• EXERCISE INPUT:
------------------------------------
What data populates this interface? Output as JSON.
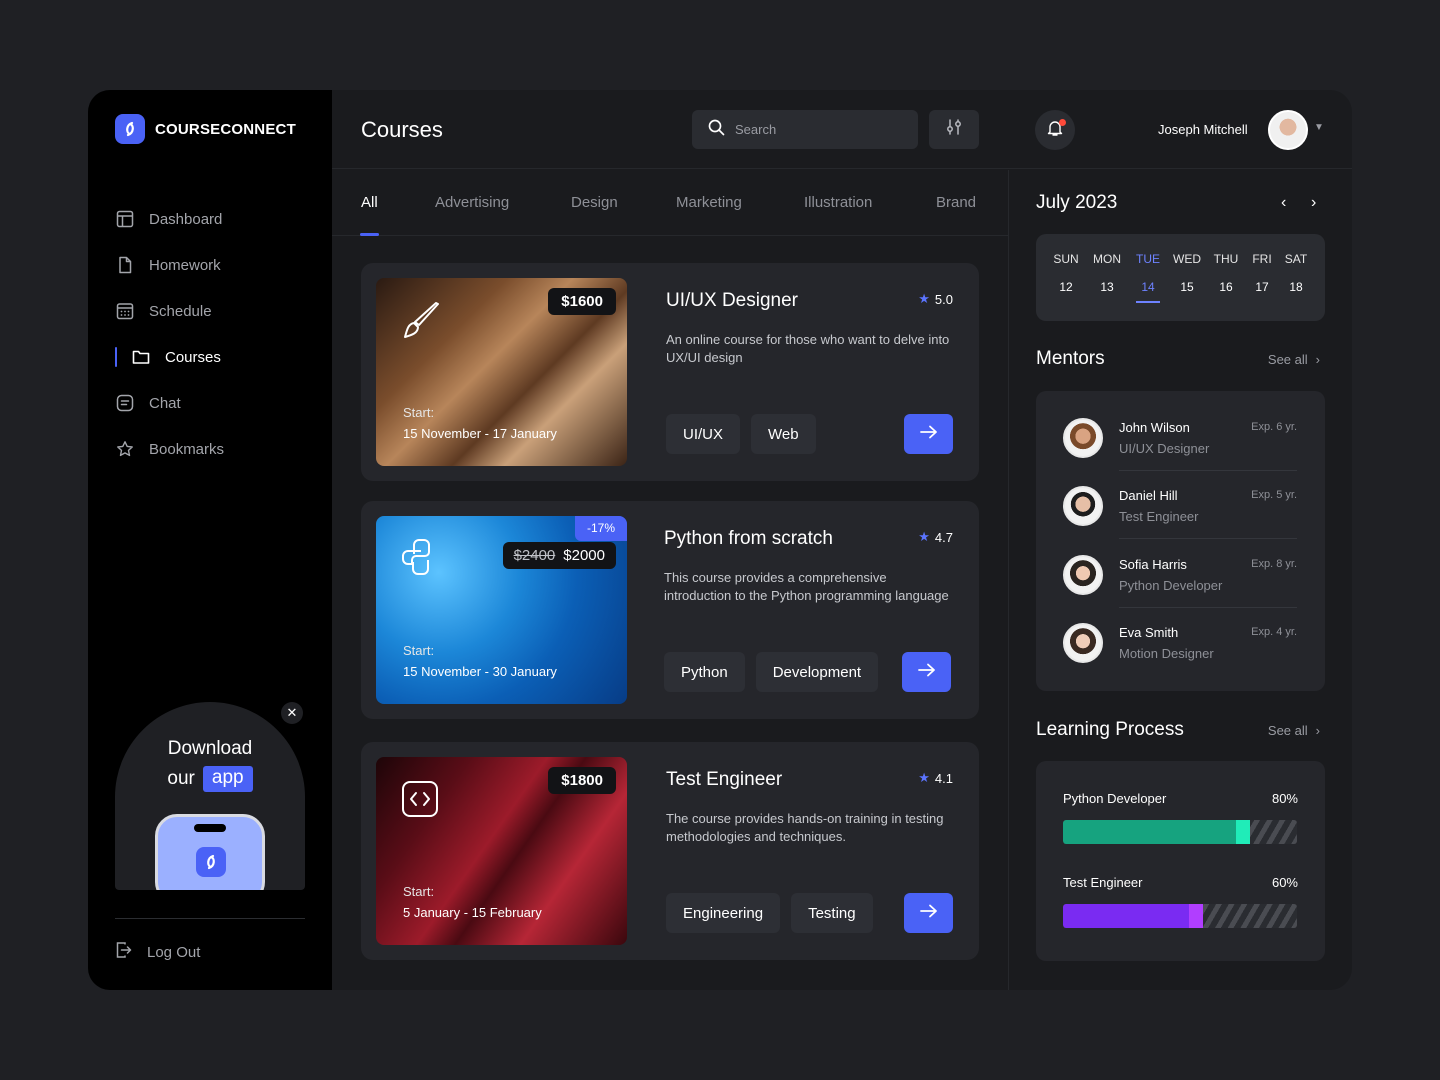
{
  "brand": {
    "name": "COURSECONNECT",
    "accent": "#4a62f6"
  },
  "sidebar": {
    "items": [
      {
        "label": "Dashboard",
        "icon": "dashboard-icon"
      },
      {
        "label": "Homework",
        "icon": "file-icon"
      },
      {
        "label": "Schedule",
        "icon": "calendar-icon"
      },
      {
        "label": "Courses",
        "icon": "folder-icon",
        "active": true
      },
      {
        "label": "Chat",
        "icon": "chat-icon"
      },
      {
        "label": "Bookmarks",
        "icon": "star-icon"
      }
    ],
    "promo": {
      "line1": "Download",
      "line2_prefix": "our",
      "line2_pill": "app"
    },
    "logout": "Log Out"
  },
  "header": {
    "title": "Courses",
    "search_placeholder": "Search",
    "user_name": "Joseph Mitchell"
  },
  "tabs": [
    "All",
    "Advertising",
    "Design",
    "Marketing",
    "Illustration",
    "Brand"
  ],
  "courses": [
    {
      "title": "UI/UX Designer",
      "rating": "5.0",
      "price": "$1600",
      "description": "An online course for those who want to delve into UX/UI design",
      "start_label": "Start:",
      "dates": "15 November - 17 January",
      "tags": [
        "UI/UX",
        "Web"
      ]
    },
    {
      "title": "Python from scratch",
      "rating": "4.7",
      "discount": "-17%",
      "old_price": "$2400",
      "price": "$2000",
      "description": "This course provides a comprehensive introduction to the Python programming language",
      "start_label": "Start:",
      "dates": "15 November - 30 January",
      "tags": [
        "Python",
        "Development"
      ]
    },
    {
      "title": "Test Engineer",
      "rating": "4.1",
      "price": "$1800",
      "description": "The course provides hands-on training in testing methodologies and techniques.",
      "start_label": "Start:",
      "dates": "5 January - 15 February",
      "tags": [
        "Engineering",
        "Testing"
      ]
    }
  ],
  "calendar": {
    "month": "July 2023",
    "days": [
      {
        "dow": "SUN",
        "num": "12"
      },
      {
        "dow": "MON",
        "num": "13"
      },
      {
        "dow": "TUE",
        "num": "14",
        "selected": true
      },
      {
        "dow": "WED",
        "num": "15"
      },
      {
        "dow": "THU",
        "num": "16"
      },
      {
        "dow": "FRI",
        "num": "17"
      },
      {
        "dow": "SAT",
        "num": "18"
      }
    ]
  },
  "mentors": {
    "title": "Mentors",
    "see_all": "See all",
    "items": [
      {
        "name": "John Wilson",
        "role": "UI/UX Designer",
        "exp": "Exp. 6 yr."
      },
      {
        "name": "Daniel Hill",
        "role": "Test Engineer",
        "exp": "Exp. 5 yr."
      },
      {
        "name": "Sofia Harris",
        "role": "Python Developer",
        "exp": "Exp. 8 yr."
      },
      {
        "name": "Eva Smith",
        "role": "Motion Designer",
        "exp": "Exp. 4 yr."
      }
    ]
  },
  "learning": {
    "title": "Learning Process",
    "see_all": "See all",
    "items": [
      {
        "label": "Python Developer",
        "percent": "80%",
        "value": 0.8,
        "color": "#16a37f"
      },
      {
        "label": "Test Engineer",
        "percent": "60%",
        "value": 0.6,
        "color": "#7a2bf2"
      }
    ]
  }
}
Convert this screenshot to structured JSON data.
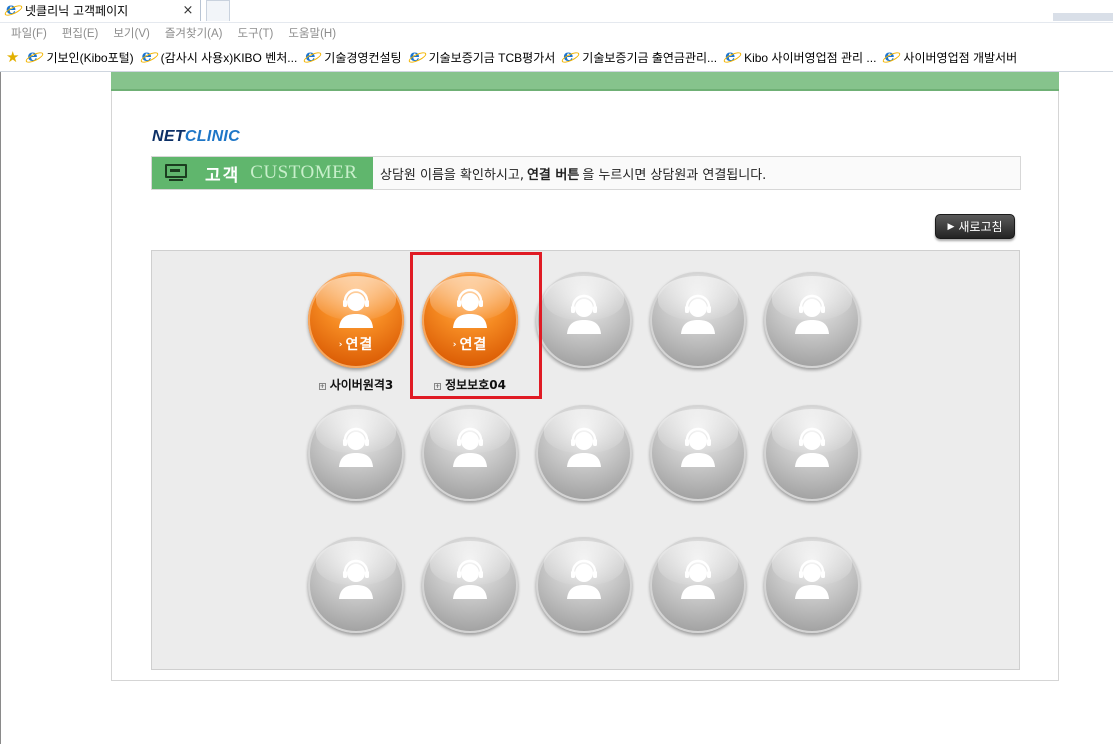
{
  "browser": {
    "tab_title": "넷클리닉 고객페이지",
    "close_glyph": "×",
    "menu": [
      "파일(F)",
      "편집(E)",
      "보기(V)",
      "즐겨찾기(A)",
      "도구(T)",
      "도움말(H)"
    ],
    "favorites": [
      "기보인(Kibo포털)",
      "(감사시 사용x)KIBO 벤처...",
      "기술경영컨설팅",
      "기술보증기금 TCB평가서",
      "기술보증기금 출연금관리...",
      "Kibo 사이버영업점 관리 ...",
      "사이버영업점 개발서버"
    ]
  },
  "page": {
    "logo_net": "NET",
    "logo_clinic": "CLINIC",
    "title_kr": "고객",
    "title_en": "CUSTOMER",
    "desc_before": "상담원 이름을 확인하시고,",
    "desc_bold": "연결 버튼",
    "desc_after": "을 누르시면 상담원과 연결됩니다.",
    "refresh_label": "새로고침",
    "connect_label": "연결",
    "agents": [
      {
        "name": "사이버원격3",
        "online": true
      },
      {
        "name": "정보보호04",
        "online": true
      }
    ]
  },
  "colors": {
    "accent_green": "#60b66d",
    "online_orange": "#f58a22",
    "highlight_red": "#e01b24"
  }
}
------------------------------------
• GOAL: From the entries above, output every line exactly and omit any image.

• WRITTEN ANSWER:
What data populates this interface? Output as JSON.
{
  "brand": {
    "name": "COURSECONNECT",
    "accent": "#4a62f6"
  },
  "sidebar": {
    "items": [
      {
        "label": "Dashboard",
        "icon": "dashboard-icon"
      },
      {
        "label": "Homework",
        "icon": "file-icon"
      },
      {
        "label": "Schedule",
        "icon": "calendar-icon"
      },
      {
        "label": "Courses",
        "icon": "folder-icon",
        "active": true
      },
      {
        "label": "Chat",
        "icon": "chat-icon"
      },
      {
        "label": "Bookmarks",
        "icon": "star-icon"
      }
    ],
    "promo": {
      "line1": "Download",
      "line2_prefix": "our",
      "line2_pill": "app"
    },
    "logout": "Log Out"
  },
  "header": {
    "title": "Courses",
    "search_placeholder": "Search",
    "user_name": "Joseph Mitchell"
  },
  "tabs": [
    "All",
    "Advertising",
    "Design",
    "Marketing",
    "Illustration",
    "Brand"
  ],
  "courses": [
    {
      "title": "UI/UX Designer",
      "rating": "5.0",
      "price": "$1600",
      "description": "An online course for those who want to delve into UX/UI design",
      "start_label": "Start:",
      "dates": "15 November - 17 January",
      "tags": [
        "UI/UX",
        "Web"
      ]
    },
    {
      "title": "Python from scratch",
      "rating": "4.7",
      "discount": "-17%",
      "old_price": "$2400",
      "price": "$2000",
      "description": "This course provides a comprehensive introduction to the Python programming language",
      "start_label": "Start:",
      "dates": "15 November - 30 January",
      "tags": [
        "Python",
        "Development"
      ]
    },
    {
      "title": "Test Engineer",
      "rating": "4.1",
      "price": "$1800",
      "description": "The course provides hands-on training in testing methodologies and techniques.",
      "start_label": "Start:",
      "dates": "5 January - 15 February",
      "tags": [
        "Engineering",
        "Testing"
      ]
    }
  ],
  "calendar": {
    "month": "July 2023",
    "days": [
      {
        "dow": "SUN",
        "num": "12"
      },
      {
        "dow": "MON",
        "num": "13"
      },
      {
        "dow": "TUE",
        "num": "14",
        "selected": true
      },
      {
        "dow": "WED",
        "num": "15"
      },
      {
        "dow": "THU",
        "num": "16"
      },
      {
        "dow": "FRI",
        "num": "17"
      },
      {
        "dow": "SAT",
        "num": "18"
      }
    ]
  },
  "mentors": {
    "title": "Mentors",
    "see_all": "See all",
    "items": [
      {
        "name": "John Wilson",
        "role": "UI/UX Designer",
        "exp": "Exp. 6 yr."
      },
      {
        "name": "Daniel Hill",
        "role": "Test Engineer",
        "exp": "Exp. 5 yr."
      },
      {
        "name": "Sofia Harris",
        "role": "Python Developer",
        "exp": "Exp. 8 yr."
      },
      {
        "name": "Eva Smith",
        "role": "Motion Designer",
        "exp": "Exp. 4 yr."
      }
    ]
  },
  "learning": {
    "title": "Learning Process",
    "see_all": "See all",
    "items": [
      {
        "label": "Python Developer",
        "percent": "80%",
        "value": 0.8,
        "color": "#16a37f"
      },
      {
        "label": "Test Engineer",
        "percent": "60%",
        "value": 0.6,
        "color": "#7a2bf2"
      }
    ]
  }
}
Convert this screenshot to structured JSON data.
{
  "browser": {
    "tab_title": "넷클리닉 고객페이지",
    "close_glyph": "×",
    "menu": [
      "파일(F)",
      "편집(E)",
      "보기(V)",
      "즐겨찾기(A)",
      "도구(T)",
      "도움말(H)"
    ],
    "favorites": [
      "기보인(Kibo포털)",
      "(감사시 사용x)KIBO 벤처...",
      "기술경영컨설팅",
      "기술보증기금 TCB평가서",
      "기술보증기금 출연금관리...",
      "Kibo 사이버영업점 관리 ...",
      "사이버영업점 개발서버"
    ]
  },
  "page": {
    "logo_net": "NET",
    "logo_clinic": "CLINIC",
    "title_kr": "고객",
    "title_en": "CUSTOMER",
    "desc_before": "상담원 이름을 확인하시고,",
    "desc_bold": "연결 버튼",
    "desc_after": "을 누르시면 상담원과 연결됩니다.",
    "refresh_label": "새로고침",
    "connect_label": "연결",
    "agents": [
      {
        "name": "사이버원격3",
        "online": true
      },
      {
        "name": "정보보호04",
        "online": true
      }
    ]
  },
  "colors": {
    "accent_green": "#60b66d",
    "online_orange": "#f58a22",
    "highlight_red": "#e01b24"
  }
}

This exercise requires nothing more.